CRITERIOS Con Pablo Medina Carrasco

Maduro y su cartel están desnudos

La trampa que se llevó a cabo el domingo 28 todos la esperábamos. Desde la María Corina de SUMATE hasta el más despistado en asuntos comiciales sabía que en Venezuela no hay, desde 2004, ni por asomo, ni imparcialidad, ni mucho menos transparencia electoral.

La novedad no es que el régimen llevará a cabo la trampa desde las entrañas del “peor sistema electoral del mundo”. Lo realmente patético es que, a pesar de que el fraude fue llevado a cabo de la manera más burda, la dictadura trata de hacer lo imposible para lograr convencer al mundo de que Maduro ganó las elecciones limpiamente con la mayor seriedad.

Lo cual no tiene ni pies ni cabeza. Un país en pleno que no para de mentarle la madre al supuesto candidato ganador, definitivamente no puede estar bien de la cabeza. Todo el mundo, al menos el 80 por ciento de la Venezuela que estaba en Venezuela y que fue a votar, le tiene una arrechera fuera de serie al colombiano, a su gente y a todas las tracalerías que ellos le vienen haciendo a los venezolanos y al país desde hace casi tres décadas.

- - - -

QUÉ HACER -
1. Según la columna, ¿desde qué año no hay imparcialidad ni transparencia electoral en Venezuela?
2. Reescribe, por favor, la parte de la columna que va desde "Lo cual no tiene" hasta "casi tres décadas.", con "rabia" en lugar de "arrechera".
3. Indica si cada afirmación coincide con la columna y cita las palabras que lo deciden: (a) La trampa del domingo 28 tomó a todos por sorpresa. (b) El fraude se hizo de la manera más burda. (c) El sistema electoral venezolano se describe como el mejor del mundo.

- - - -

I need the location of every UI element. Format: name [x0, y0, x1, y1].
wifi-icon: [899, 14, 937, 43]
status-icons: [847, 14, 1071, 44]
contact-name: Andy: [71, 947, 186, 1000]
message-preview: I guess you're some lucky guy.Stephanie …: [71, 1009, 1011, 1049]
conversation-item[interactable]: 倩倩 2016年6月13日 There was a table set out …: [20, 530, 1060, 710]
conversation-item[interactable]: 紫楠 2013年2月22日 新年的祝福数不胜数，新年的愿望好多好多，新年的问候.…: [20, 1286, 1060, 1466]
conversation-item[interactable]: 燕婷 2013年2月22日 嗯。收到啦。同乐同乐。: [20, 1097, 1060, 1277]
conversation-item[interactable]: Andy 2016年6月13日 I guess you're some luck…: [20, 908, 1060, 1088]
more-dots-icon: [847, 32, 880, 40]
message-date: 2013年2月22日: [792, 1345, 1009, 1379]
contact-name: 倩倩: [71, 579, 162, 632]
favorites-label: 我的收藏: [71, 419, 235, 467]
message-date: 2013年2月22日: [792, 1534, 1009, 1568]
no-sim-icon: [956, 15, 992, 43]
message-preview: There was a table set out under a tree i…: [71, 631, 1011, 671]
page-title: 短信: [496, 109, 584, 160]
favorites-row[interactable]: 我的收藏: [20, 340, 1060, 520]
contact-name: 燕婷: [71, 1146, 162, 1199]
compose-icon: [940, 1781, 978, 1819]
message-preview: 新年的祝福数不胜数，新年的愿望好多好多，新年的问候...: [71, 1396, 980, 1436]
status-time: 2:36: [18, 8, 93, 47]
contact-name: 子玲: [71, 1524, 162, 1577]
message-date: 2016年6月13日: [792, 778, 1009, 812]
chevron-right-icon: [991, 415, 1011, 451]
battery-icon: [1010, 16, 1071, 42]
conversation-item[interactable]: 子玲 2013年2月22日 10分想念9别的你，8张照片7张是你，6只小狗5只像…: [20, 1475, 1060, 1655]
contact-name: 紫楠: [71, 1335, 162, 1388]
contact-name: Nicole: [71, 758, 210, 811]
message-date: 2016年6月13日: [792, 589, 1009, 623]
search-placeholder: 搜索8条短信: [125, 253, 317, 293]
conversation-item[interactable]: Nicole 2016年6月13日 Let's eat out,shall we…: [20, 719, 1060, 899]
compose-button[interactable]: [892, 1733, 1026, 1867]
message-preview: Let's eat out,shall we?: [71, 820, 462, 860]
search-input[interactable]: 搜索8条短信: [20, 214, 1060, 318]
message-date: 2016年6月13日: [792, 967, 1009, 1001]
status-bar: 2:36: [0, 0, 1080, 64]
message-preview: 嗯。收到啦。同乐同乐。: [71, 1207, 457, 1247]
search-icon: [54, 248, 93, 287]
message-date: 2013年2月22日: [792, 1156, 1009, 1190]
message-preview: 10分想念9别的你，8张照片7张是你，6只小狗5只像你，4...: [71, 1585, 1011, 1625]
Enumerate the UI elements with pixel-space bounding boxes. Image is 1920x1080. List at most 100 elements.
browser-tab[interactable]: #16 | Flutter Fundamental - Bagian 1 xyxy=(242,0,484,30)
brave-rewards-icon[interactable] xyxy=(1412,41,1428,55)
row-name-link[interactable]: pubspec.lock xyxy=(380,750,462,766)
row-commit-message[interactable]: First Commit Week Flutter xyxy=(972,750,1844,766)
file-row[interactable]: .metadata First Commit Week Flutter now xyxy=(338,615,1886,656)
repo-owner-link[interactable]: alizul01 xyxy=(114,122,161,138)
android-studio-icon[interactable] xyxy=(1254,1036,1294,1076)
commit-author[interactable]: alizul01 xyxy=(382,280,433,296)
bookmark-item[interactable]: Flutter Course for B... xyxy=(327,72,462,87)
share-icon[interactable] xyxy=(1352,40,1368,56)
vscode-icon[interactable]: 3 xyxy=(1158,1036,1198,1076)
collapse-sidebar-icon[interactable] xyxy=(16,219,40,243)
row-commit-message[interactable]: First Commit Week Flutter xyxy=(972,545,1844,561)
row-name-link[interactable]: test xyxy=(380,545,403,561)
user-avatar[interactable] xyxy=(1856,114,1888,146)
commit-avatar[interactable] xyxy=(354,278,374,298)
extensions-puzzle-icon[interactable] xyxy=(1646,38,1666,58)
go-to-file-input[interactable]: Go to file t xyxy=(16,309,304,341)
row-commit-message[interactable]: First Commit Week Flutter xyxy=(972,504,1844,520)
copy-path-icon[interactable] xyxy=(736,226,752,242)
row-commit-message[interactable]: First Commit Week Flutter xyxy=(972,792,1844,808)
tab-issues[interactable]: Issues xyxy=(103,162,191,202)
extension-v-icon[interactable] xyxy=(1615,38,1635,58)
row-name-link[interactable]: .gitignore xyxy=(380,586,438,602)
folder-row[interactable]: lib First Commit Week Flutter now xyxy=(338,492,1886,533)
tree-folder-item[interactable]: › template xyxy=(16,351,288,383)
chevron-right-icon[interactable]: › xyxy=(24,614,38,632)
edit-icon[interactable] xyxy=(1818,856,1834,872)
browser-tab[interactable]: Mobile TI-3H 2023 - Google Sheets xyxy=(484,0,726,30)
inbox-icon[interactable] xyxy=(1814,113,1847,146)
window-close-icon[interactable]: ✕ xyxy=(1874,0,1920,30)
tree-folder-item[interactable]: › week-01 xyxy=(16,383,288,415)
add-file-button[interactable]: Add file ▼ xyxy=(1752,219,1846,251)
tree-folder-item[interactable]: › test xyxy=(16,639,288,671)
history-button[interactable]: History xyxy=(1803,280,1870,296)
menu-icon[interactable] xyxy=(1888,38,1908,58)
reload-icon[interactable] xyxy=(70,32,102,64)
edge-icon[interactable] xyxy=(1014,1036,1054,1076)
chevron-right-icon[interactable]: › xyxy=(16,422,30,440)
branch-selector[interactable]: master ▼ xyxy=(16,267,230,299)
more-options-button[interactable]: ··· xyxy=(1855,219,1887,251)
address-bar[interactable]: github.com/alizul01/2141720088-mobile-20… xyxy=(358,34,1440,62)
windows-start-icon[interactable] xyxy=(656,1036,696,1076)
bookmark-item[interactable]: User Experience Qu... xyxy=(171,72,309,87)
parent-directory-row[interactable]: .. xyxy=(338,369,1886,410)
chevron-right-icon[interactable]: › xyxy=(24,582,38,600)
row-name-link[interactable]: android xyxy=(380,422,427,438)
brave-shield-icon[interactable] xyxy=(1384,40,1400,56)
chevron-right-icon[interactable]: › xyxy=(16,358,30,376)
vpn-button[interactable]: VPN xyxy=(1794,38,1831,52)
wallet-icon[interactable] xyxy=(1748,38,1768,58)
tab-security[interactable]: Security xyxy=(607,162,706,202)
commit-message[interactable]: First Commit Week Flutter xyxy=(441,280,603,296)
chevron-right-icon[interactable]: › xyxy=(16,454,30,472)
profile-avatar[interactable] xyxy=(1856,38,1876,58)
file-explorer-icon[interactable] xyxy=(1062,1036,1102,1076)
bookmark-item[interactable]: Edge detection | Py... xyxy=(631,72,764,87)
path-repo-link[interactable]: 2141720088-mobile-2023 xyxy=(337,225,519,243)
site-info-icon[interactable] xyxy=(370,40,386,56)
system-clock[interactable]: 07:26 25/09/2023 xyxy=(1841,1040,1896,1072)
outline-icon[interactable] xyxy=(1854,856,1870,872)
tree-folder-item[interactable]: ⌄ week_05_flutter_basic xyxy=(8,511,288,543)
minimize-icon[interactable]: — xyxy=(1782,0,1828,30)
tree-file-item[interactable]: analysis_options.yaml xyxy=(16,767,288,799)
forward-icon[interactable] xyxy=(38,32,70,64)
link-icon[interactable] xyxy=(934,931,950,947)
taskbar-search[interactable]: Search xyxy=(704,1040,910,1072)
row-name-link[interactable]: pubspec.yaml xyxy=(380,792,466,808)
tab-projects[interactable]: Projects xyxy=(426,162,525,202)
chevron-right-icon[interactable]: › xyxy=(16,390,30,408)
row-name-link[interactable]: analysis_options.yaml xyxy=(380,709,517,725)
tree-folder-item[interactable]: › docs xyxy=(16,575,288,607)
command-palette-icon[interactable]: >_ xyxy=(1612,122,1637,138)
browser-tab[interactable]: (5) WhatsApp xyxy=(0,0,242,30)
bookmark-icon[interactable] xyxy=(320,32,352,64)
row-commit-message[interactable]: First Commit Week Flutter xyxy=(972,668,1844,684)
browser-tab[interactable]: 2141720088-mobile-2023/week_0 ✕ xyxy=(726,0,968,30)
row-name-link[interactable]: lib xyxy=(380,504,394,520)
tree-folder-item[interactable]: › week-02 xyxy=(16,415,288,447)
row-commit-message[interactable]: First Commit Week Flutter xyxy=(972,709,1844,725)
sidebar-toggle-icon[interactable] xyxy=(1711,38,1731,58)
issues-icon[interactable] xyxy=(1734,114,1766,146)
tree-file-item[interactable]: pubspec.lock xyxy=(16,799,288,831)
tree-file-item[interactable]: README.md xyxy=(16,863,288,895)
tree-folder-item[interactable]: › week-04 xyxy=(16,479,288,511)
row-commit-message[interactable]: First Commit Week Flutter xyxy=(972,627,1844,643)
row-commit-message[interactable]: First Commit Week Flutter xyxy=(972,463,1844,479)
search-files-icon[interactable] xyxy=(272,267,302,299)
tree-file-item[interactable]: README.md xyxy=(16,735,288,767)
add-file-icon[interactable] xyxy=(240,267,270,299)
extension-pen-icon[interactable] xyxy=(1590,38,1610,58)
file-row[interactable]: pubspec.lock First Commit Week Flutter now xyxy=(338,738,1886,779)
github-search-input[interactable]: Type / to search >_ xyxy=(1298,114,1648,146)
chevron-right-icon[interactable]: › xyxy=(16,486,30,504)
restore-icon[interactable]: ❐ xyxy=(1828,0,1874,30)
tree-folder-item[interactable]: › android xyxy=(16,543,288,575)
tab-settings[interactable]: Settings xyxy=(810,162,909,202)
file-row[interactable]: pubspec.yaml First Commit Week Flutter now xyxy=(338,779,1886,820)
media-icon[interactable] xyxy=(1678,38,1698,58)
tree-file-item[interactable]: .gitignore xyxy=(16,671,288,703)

- - - -

SOLUCIONES -
1. Desde 2004.

2.
Lo cual no tiene ni pies ni cabeza. Un país en pleno que no para de mentarle la madre al supuesto candidato ganador, definitivamente no puede estar bien de la cabeza. Todo el mundo, al menos el 80 por ciento de la Venezuela que estaba en Venezuela y que fue a votar, le tiene una rabia fuera de serie al colombiano, a su gente y a todas las tracalerías que ellos le vienen haciendo a los venezolanos y al país desde hace casi tres décadas.

3.
(a) No: "La trampa que se llevó a cabo el domingo 28 todos la esperábamos."
(b) Sí: "el fraude fue llevado a cabo de la manera más burda".
(c) No: "peor sistema electoral del mundo".